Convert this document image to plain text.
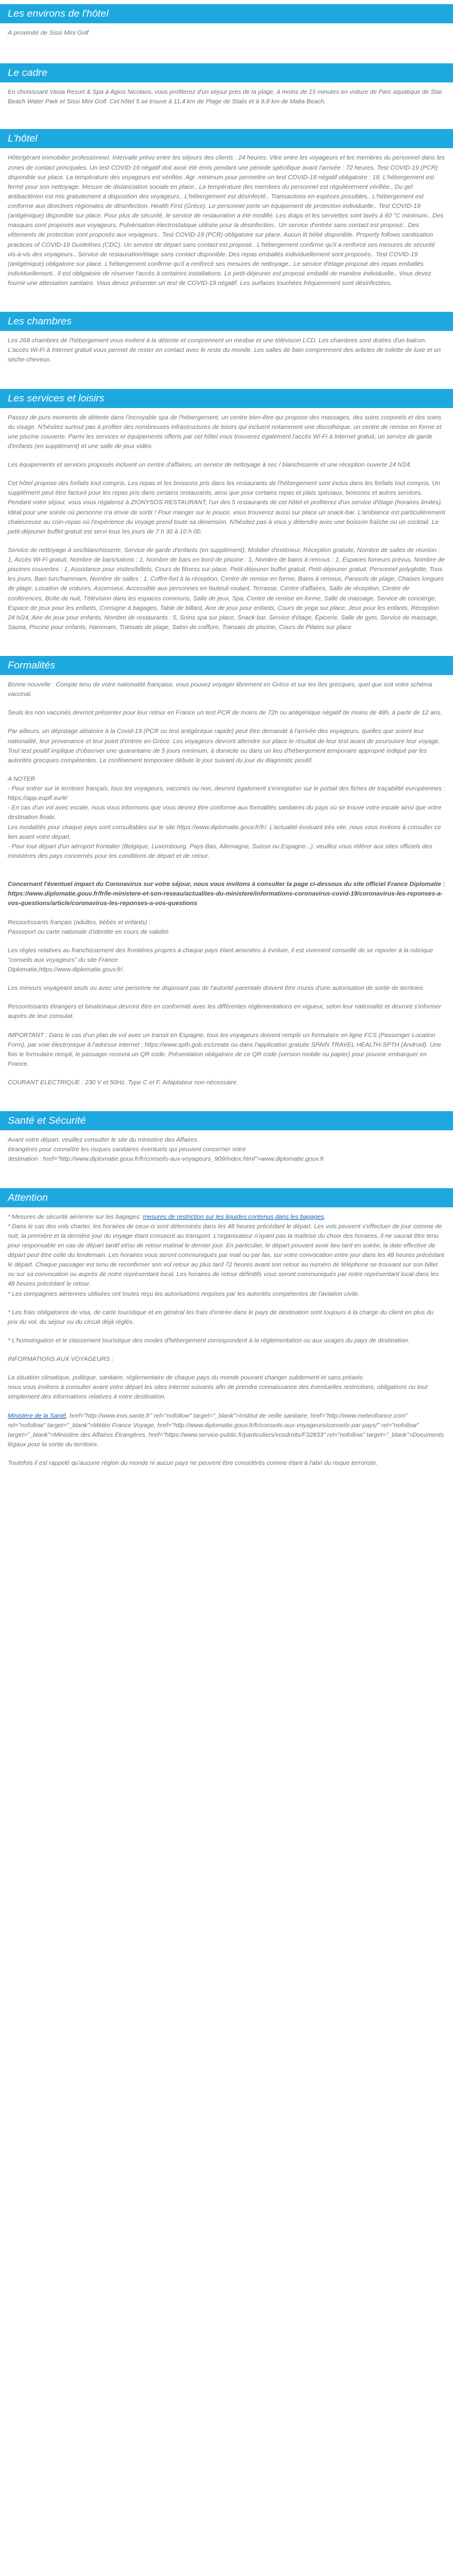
Les environs de l'hôtel

À proximité de Sissi Mini Golf

Le cadre

En choisissant Vasia Resort & Spa à Agios Nicolaos, vous profiterez d'un séjour près de la plage, à moins de 15 minutes en voiture de Parc aquatique de Star Beach Water Park et Sissi Mini Golf. Cet hôtel 5 se trouve à 11,4 km de Plage de Stalis et à 9,8 km de Malia Beach.

L'hôtel

Hôte/gérant immobilier professionnel. Intervalle prévu entre les séjours des clients : 24 heures. Vitre entre les voyageurs et les membres du personnel dans les zones de contact principales. Un test COVID-19 négatif doit avoir été émis pendant une période spécifique avant l'arrivée : 72 heures. Test COVID-19 (PCR) disponible sur place. La température des voyageurs est vérifiée. Agr. minimum pour permettre un test COVID-19 négatif obligatoire : 18. L'hébergement est fermé pour son nettoyage. Mesure de distanciation sociale en place.. La température des membres du personnel est régulièrement vérifiée.. Du gel antibactérien est mis gratuitement à disposition des voyageurs.. L'hébergement est désinfecté.. Transactions en espèces possibles.. L'hébergement est conforme aux directives régionales de désinfection. Health First (Grèce). Le personnel porte un équipement de protection individuelle.. Test COVID-19 (antigénique) disponible sur place. Pour plus de sécurité, le service de restauration a été modifié. Les draps et les serviettes sont lavés à 60 °C minimum.. Des masques sont proposés aux voyageurs. Pulvérisation électrostatique utilisée pour la désinfection.. Un service d'entrée sans contact est proposé.. Des vêtements de protection sont proposés aux voyageurs.. Test COVID-19 (PCR) obligatoire sur place. Aucun lit bébé disponible. Property follows sanitization practices of COVID-19 Guidelines (CDC). Un service de départ sans contact est proposé.. L'hébergement confirme qu'il a renforcé ses mesures de sécurité vis-à-vis des voyageurs.. Service de restauration/étage sans contact disponible. Des repas emballés individuellement sont proposés.. Test COVID-19 (antigénique) obligatoire sur place. L'hébergement confirme qu'il a renforcé ses mesures de nettoyage.. Le service d'étage proposé des repas emballés individuellement.. Il est obligatoire de réserver l'accès à certaines installations. Le petit-déjeuner est proposé emballé de manière individuelle.. Vous devez fournir une attestation sanitaire. Vous devez présenter un test de COVID-19 négatif. Les surfaces touchées fréquemment sont désinfectées.

Les chambres

Les 268 chambres de l'hébergement vous invitent à la détente et comprennent un minibar et une télévision LCD. Les chambres sont dotées d'un balcon. L'accès Wi-Fi à Internet gratuit vous permet de rester en contact avec le reste du monde. Les salles de bain comprennent des articles de toilette de luxe et un sèche-cheveux.

Les services et loisirs

Passez de purs moments de détente dans l'incroyable spa de l'hébergement, un centre bien-être qui propose des massages, des soins corporels et des soins du visage. N'hésitez surtout pas à profiter des nombreuses infrastructures de loisirs qui incluent notamment une discothèque, un centre de remise en forme et une piscine couverte. Parmi les services et équipements offerts par cet hôtel vous trouverez également l'accès Wi-Fi à Internet gratuit, un service de garde d'enfants (en supplément) et une salle de jeux vidéo.

Les équipements et services proposés incluent un centre d'affaires, un service de nettoyage à sec / blanchisserie et une réception ouverte 24 h/24.

Cet hôtel propose des forfaits tout compris. Les repas et les boissons pris dans les restaurants de l'hébergement sont inclus dans les forfaits tout compris. Un supplément peut être facturé pour les repas pris dans certains restaurants, ainsi que pour certains repas et plats spéciaux, boissons et autres services. Pendant votre séjour, vous vous régalerez à ZIONYSOS RESTAURANT, l'un des 5 restaurants de cet hôtel et profiterez d'un service d'étage (horaires limités). Idéal pour une soirée où personne n'a envie de sortir ! Pour manger sur le pouce, vous trouverez aussi sur place un snack-bar. L'ambiance est particulièrement chaleureuse au coin-repas où l'expérience du voyage prend toute sa dimension. N'hésitez pas à vous y détendre avec une boisson fraîche ou un cocktail. Le petit-déjeuner buffet gratuit est servi tous les jours de 7 h 30 à 10 h 00.

Service de nettoyage à sec/blanchisserie, Service de garde d'enfants (en supplément), Mobilier d'extérieur, Réception gratuite, Nombre de salles de réunion : 1, Accès Wi-Fi gratuit, Nombre de bars/salons : 1, Nombre de bars en bord de piscine : 1, Nombre de bains à remous : 1, Espaces fumeurs prévus, Nombre de piscines couvertes : 1, Assistance pour visites/billets, Cours de fitness sur place, Petit-déjeuner buffet gratuit, Petit-déjeuner gratuit, Personnel polyglotte, Tous les jours, Bain turc/hammam, Nombre de salles : 1, Coffre-fort à la réception, Centre de remise en forme, Bains à remous, Parasols de plage, Chaises longues de plage, Location de voitures, Ascenseur, Accessible aux personnes en fauteuil roulant, Terrasse, Centre d'affaires, Salle de réception, Centre de conférences, Boîte de nuit, Télévision dans les espaces communs, Salle de jeux, Spa, Centre de remise en forme, Salle de massage, Service de concierge, Espace de jeux pour les enfants, Consigne à bagages, Table de billard, Aire de jeux pour enfants, Cours de yoga sur place, Jeux pour les enfants, Réception 24 h/24, Aire de jeux pour enfants, Nombre de restaurants : 5, Soins spa sur place, Snack-bar, Service d'étage, Épicerie, Salle de gym, Service de massage, Sauna, Piscine pour enfants, Hammam, Transats de plage, Salon de coiffure, Transats de piscine, Cours de Pilates sur place

Formalités

Bonne nouvelle : Compte tenu de votre nationalité française, vous pouvez voyager librement en Grèce et sur les îles grecques, quel que soit votre schéma vaccinal.

Seuls les non vaccinés devront présenter pour leur retour en France un test PCR de moins de 72h ou antigénique négatif de moins de 48h, à partir de 12 ans.

Par ailleurs, un dépistage aléatoire à la Covid-19 (PCR ou test antigénique rapide) peut être demandé à l'arrivée des voyageurs, quelles que soient leur nationalité, leur provenance et leur point d'entrée en Grèce. Les voyageurs devront attendre sur place le résultat de leur test avant de poursuivre leur voyage. Tout test positif implique d'observer une quarantaine de 5 jours minimum, à domicile ou dans un lieu d'hébergement temporaire approprié indiqué par les autorités grecques compétentes. Le confinement temporaire débute le jour suivant du jour du diagnostic positif.

A NOTER
- Pour entrer sur le territoire français, tous les voyageurs, vaccinés ou non, devront également s'enregistrer sur le portail des fiches de traçabilité européennes : https://app.euplf.eu/#/
- En cas d'un vol avec escale, nous vous informons que vous devrez être conforme aux formalités sanitaires du pays où se trouve votre escale ainsi que votre destination finale.
Les modalités pour chaque pays sont consultables sur le site https://www.diplomatie.gouv.fr/fr/. L'actualité évoluant très vite, nous vous invitons à consulter ce lien avant votre départ.
- Pour tout départ d'un aéroport frontalier (Belgique, Luxembourg, Pays-Bas, Allemagne, Suisse ou Espagne...), veuillez vous référer aux sites officiels des ministères des pays concernés pour les conditions de départ et de retour.

Concernant l'éventuel impact du Coronavirus sur votre séjour, nous vous invitons à consulter la page ci-dessous du site officiel France Diplomatie :
https://www.diplomatie.gouv.fr/fr/le-ministere-et-son-reseau/actualites-du-ministere/informations-coronavirus-covid-19/coronavirus-les-reponses-a-vos-questions/article/coronavirus-les-reponses-a-vos-questions

Ressortissants français (adultes, bébés et enfants) :
Passeport ou carte nationale d'identité en cours de validité.

Les règles relatives au franchissement des frontières propres à chaque pays étant amenées à évoluer, il est vivement conseillé de se reporter à la rubrique "conseils aux voyageurs" du site France
Diplomatie,https://www.diplomatie.gouv.fr/.

Les mineurs voyageant seuls ou avec une personne ne disposant pas de l'autorité parentale doivent être munis d'une autorisation de sortie de territoire.

Ressortissants étrangers et binationaux devront être en conformité avec les différentes réglementations en vigueur, selon leur nationalité et devront s'informer auprès de leur consulat.

IMPORTANT : Dans le cas d'un plan de vol avec un transit en Espagne, tous les voyageurs doivent remplir un formulaire en ligne FCS (Passenger Location Form), par voie électronique à l'adresse internet : https://www.spth.gob.es/create ou dans l'application gratuite SPAIN TRAVEL HEALTH-SPTH (Android). Une fois le formulaire rempli, le passager recevra un QR code. Présentation obligatoire de ce QR code (version mobile ou papier) pour pouvoir embarquer en France.

COURANT ELECTRIQUE : 230 V et 50Hz. Type C et F. Adaptateur non nécessaire.

Santé et Sécurité

Avant votre départ, veuillez consulter le site du ministère des Affaires
étrangères pour connaître les risques sanitaires éventuels qui peuvent concerner votre
destination : href="http://www.diplomatie.gouv.fr/fr/conseils-aux-voyageurs_909/index.html">www.diplomatie.gouv.fr

Attention

* Mesures de sécurité aérienne sur les bagages: mesures de restriction sur les liquides contenus dans les bagages.

* Dans le cas des vols charter, les horaires de ceux-ci sont déterminés dans les 48 heures précédant le départ. Les vols peuvent s'effectuer de jour comme de nuit, la première et la dernière jour du voyage étant consacré au transport. L'organisateur n'ayant pas la maîtrise du choix des horaires, il ne saurait être tenu pour responsable en cas de départ tardif et/ou de retour matinal le dernier jour. En particulier, le départ pouvant avoir lieu tard en soirée, la date effective de départ peut être celle du lendemain. Les horaires vous seront communiqués par mail ou par fax, sur votre convocation entre jour dans les 48 heures précédant le départ. Chaque passager est tenu de reconfirmer son vol retour au plus tard 72 heures avant son retour au numéro de téléphone se trouvant sur son billet ou sur sa convocation ou auprès de notre représentant local. Les horaires de retour définitifs vous seront communiqués par notre représentant local dans les 48 heures précédant le retour.
* Les compagnies aériennes utilisées ont toutes reçu les autorisations requises par les autorités compétentes de l'aviation civile.

* Les frais obligatoires de visa, de carte touristique et en général les frais d'entrée dans le pays de destination sont toujours à la charge du client en plus du prix du vol, du séjour ou du circuit déjà réglés.

* L'homologation et le classement touristique des modes d'hébergement correspondent à la réglementation ou aux usages du pays de destination.

INFORMATIONS AUX VOYAGEURS :

La situation climatique, politique, sanitaire, réglementaire de chaque pays du monde pouvant changer subitement et sans préavis
nous vous invitons à consulter avant votre départ les sites internet suivants afin de prendre connaissance des éventuelles restrictions, obligations ou tout simplement des informations relatives à votre destination.

Ministère de la Santé, href="http://www.invs.sante.fr" rel="nofollow" target="_blank">Institut de veille sanitaire, href="http://www.meteofrance.com" rel="nofollow" target="_blank">Météo France Voyage, href="http://www.diplomatie.gouv.fr/fr/conseils-aux-voyageurs/conseils-par-pays/" rel="nofollow" target="_blank">Ministère des Affaires Étrangères, href="https://www.service-public.fr/particuliers/vosdroits/F32833" rel="nofollow" target="_blank">Documents légaux pour la sortie du territoire.

Toutefois il est rappelé qu'aucune région du monde ni aucun pays ne peuvent être considérés comme étant à l'abri du risque terroriste.
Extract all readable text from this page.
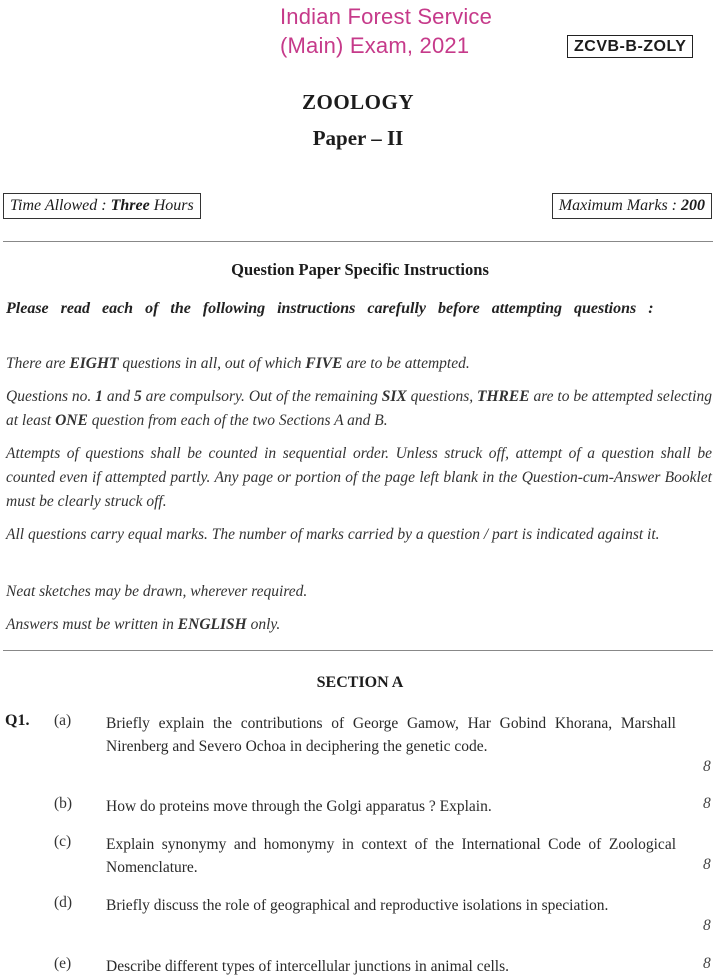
Indian Forest Service
(Main) Exam, 2021	ZCVB-B-ZOLY
ZOOLOGY
Paper – II
Time Allowed : Three Hours	Maximum Marks : 200
Question Paper Specific Instructions
Please read each of the following instructions carefully before attempting questions :
There are EIGHT questions in all, out of which FIVE are to be attempted.
Questions no. 1 and 5 are compulsory. Out of the remaining SIX questions, THREE are to be attempted selecting at least ONE question from each of the two Sections A and B.
Attempts of questions shall be counted in sequential order. Unless struck off, attempt of a question shall be counted even if attempted partly. Any page or portion of the page left blank in the Question-cum-Answer Booklet must be clearly struck off.
All questions carry equal marks. The number of marks carried by a question / part is indicated against it.
Neat sketches may be drawn, wherever required.
Answers must be written in ENGLISH only.
SECTION A
Q1. (a) Briefly explain the contributions of George Gamow, Har Gobind Khorana, Marshall Nirenberg and Severo Ochoa in deciphering the genetic code.
8
(b) How do proteins move through the Golgi apparatus ? Explain.	8
(c) Explain synonymy and homonymy in context of the International Code of Zoological Nomenclature.	8
(d) Briefly discuss the role of geographical and reproductive isolations in speciation.
8
(e) Describe different types of intercellular junctions in animal cells.	8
========================================
● **PROBLEM DESCRIPTION**
Scan the material above for the string "page". Copy each line that holds it.

● **REPLY TO THE TASK**
Concernant l'éventuel impact du Coronavirus sur votre séjour, nous vous invitons à consulter la page ci-dessous du site officiel France Diplomatie :
Extract all readable text from this page.
Attempts of questions shall be counted in sequential order. Unless struck off, attempt of a question shall be counted even if attempted partly. Any page or portion of the page left blank in the Question-cum-Answer Booklet must be clearly struck off.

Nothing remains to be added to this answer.